▶ REQUIRED ACTION A:
Write out, word for word, the part of the passage on Spanish constitutions that opens with the words containing "This purpose is" and closes with "as in France.".
▶ REQUIRED ACTION B:
In the passage on Spanish constitutions, which judicious friend of the ministers in the Cortes is named?
*** Opening of SELECTED TEXT ***
This purpose is apparent in the facts; it is professed by the ministers in debate; and it is upheld by judicious friends of theirs in the Cortes, such as the Conde de Casa Valencia.
In observing the instability of constitutions and governments on the part of France and Spain, and the absurdities which they commit in this respect, one is prone to wonder how it is that the resultant of so many wise men is frequently but a concrete folly, if such an expression may be applied to the ever-changing and mostly impracticable political institutions, which come and go spasmodically in the midst of civil convulsions and foreign wars, in Spain as in France.
Hence, in Spain hitherto, of the many constitutions she has had since the disastrous blunder of Cadiz, some have been still-born, some speedily superseded by a new one, and the rest kept nominally alive only by arbitrary suspensions, that is, acts of legislative usurpation, depriving the constitution of actual vitality. For the Spaniards, like the French, are quite regardless of the distinction between constituent assemblies and legislative ones; the same body acts in both capacities; and every legislative assembly arrogates at will power to suspend the supreme constitution of the state.
*** Close of SELECTED TEXT ***
*** Opening of EXTRACTED MATERIAL ***
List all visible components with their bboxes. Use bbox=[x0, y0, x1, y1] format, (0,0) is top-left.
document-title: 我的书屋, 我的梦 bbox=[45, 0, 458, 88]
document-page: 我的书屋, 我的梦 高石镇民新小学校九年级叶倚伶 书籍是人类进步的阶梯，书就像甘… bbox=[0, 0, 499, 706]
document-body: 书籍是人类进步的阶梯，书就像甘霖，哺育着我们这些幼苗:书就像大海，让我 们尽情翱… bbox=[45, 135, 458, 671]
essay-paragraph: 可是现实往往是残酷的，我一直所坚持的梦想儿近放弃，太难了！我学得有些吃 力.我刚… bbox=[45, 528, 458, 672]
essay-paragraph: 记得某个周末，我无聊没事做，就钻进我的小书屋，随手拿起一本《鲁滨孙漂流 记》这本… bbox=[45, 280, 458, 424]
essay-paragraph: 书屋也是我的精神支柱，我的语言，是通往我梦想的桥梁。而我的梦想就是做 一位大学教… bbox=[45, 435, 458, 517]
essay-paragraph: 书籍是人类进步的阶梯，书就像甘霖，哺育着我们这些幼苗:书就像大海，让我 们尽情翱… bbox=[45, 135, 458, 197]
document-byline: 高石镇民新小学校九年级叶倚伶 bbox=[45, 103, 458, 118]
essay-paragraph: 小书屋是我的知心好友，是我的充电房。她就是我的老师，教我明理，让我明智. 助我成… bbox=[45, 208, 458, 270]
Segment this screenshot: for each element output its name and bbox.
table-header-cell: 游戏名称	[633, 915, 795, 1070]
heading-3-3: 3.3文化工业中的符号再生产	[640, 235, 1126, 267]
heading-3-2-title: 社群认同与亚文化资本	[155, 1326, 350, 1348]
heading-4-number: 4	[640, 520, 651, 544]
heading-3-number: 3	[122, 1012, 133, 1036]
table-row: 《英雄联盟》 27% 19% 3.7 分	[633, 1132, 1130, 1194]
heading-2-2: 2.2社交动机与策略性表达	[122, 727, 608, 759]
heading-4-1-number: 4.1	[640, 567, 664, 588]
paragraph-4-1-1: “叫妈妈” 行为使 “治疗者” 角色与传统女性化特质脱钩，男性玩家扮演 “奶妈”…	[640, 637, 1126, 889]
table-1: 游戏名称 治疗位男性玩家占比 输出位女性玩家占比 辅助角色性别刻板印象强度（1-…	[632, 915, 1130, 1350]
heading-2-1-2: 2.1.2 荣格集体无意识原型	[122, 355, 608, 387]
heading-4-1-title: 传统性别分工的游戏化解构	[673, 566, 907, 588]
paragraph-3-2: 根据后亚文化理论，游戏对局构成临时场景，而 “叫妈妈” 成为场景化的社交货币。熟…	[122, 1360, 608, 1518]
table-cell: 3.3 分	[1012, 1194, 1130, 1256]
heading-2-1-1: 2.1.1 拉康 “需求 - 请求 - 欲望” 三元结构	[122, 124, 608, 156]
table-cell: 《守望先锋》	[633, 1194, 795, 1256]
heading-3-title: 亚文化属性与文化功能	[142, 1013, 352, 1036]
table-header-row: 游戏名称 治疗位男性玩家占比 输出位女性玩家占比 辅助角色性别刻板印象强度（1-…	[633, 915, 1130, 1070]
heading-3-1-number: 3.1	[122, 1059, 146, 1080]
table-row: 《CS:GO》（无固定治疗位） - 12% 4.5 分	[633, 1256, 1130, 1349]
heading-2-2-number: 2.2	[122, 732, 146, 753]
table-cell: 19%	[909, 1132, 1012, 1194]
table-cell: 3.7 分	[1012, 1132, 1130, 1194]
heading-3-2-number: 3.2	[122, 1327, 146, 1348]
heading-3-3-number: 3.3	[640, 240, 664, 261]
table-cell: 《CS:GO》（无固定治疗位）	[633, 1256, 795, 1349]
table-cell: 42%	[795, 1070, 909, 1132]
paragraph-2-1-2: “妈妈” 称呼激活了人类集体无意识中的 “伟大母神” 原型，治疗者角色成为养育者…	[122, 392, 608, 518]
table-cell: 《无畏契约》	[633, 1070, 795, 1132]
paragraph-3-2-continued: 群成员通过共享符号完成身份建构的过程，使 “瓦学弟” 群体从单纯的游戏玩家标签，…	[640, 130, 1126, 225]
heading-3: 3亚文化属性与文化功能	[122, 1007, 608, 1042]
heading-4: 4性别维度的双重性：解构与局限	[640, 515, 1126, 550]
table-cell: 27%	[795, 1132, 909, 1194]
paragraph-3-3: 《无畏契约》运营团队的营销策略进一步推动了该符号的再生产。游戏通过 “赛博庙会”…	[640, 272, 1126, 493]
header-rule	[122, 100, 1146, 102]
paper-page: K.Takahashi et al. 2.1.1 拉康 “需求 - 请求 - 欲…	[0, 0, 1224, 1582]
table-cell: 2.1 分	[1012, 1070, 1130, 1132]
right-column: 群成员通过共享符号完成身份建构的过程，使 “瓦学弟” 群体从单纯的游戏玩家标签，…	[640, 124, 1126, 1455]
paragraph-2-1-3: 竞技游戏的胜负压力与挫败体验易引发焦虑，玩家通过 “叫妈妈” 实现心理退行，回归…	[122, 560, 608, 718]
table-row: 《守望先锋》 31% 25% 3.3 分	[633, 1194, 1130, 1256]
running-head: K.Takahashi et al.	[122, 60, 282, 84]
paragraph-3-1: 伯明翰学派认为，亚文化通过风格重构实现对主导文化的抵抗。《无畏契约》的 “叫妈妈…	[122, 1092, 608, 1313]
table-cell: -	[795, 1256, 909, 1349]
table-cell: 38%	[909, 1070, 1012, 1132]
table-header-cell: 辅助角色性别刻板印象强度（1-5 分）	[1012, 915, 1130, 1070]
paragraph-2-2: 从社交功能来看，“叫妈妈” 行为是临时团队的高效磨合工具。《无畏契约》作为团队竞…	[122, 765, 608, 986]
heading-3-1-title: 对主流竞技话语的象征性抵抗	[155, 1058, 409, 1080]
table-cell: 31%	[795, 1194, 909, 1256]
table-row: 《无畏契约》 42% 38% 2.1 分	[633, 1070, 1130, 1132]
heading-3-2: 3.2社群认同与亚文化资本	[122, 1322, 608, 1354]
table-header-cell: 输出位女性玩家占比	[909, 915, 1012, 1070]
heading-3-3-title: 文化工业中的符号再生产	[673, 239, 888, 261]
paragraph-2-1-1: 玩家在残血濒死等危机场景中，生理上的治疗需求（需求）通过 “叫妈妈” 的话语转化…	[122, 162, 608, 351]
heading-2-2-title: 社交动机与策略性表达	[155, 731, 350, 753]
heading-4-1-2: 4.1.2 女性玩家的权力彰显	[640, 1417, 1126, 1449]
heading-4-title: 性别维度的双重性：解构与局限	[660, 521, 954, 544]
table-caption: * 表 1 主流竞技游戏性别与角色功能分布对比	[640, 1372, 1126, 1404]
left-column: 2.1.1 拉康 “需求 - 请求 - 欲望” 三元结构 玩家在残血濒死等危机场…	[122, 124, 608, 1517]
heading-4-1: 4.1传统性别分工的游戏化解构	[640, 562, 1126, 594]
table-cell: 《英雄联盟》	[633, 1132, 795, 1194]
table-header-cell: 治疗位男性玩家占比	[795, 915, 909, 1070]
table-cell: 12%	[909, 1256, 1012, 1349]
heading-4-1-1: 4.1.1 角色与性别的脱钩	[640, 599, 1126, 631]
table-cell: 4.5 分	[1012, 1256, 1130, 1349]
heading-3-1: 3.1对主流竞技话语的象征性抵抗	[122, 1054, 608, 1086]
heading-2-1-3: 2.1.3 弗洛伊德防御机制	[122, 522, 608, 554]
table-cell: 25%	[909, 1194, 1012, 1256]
*** Close of EXTRACTED MATERIAL ***
▶ ANSWER SECTION A:
This purpose is apparent in the facts; it is professed by the ministers in debate; and it is upheld by judicious friends of theirs in the Cortes, such as the Conde de Casa Valencia.
In observing the instability of constitutions and governments on the part of France and Spain, and the absurdities which they commit in this respect, one is prone to wonder how it is that the resultant of so many wise men is frequently but a concrete folly, if such an expression may be applied to the ever-changing and mostly impracticable political institutions, which come and go spasmodically in the midst of civil convulsions and foreign wars, in Spain as in France.

▶ ANSWER SECTION B:
The Conde de Casa Valencia.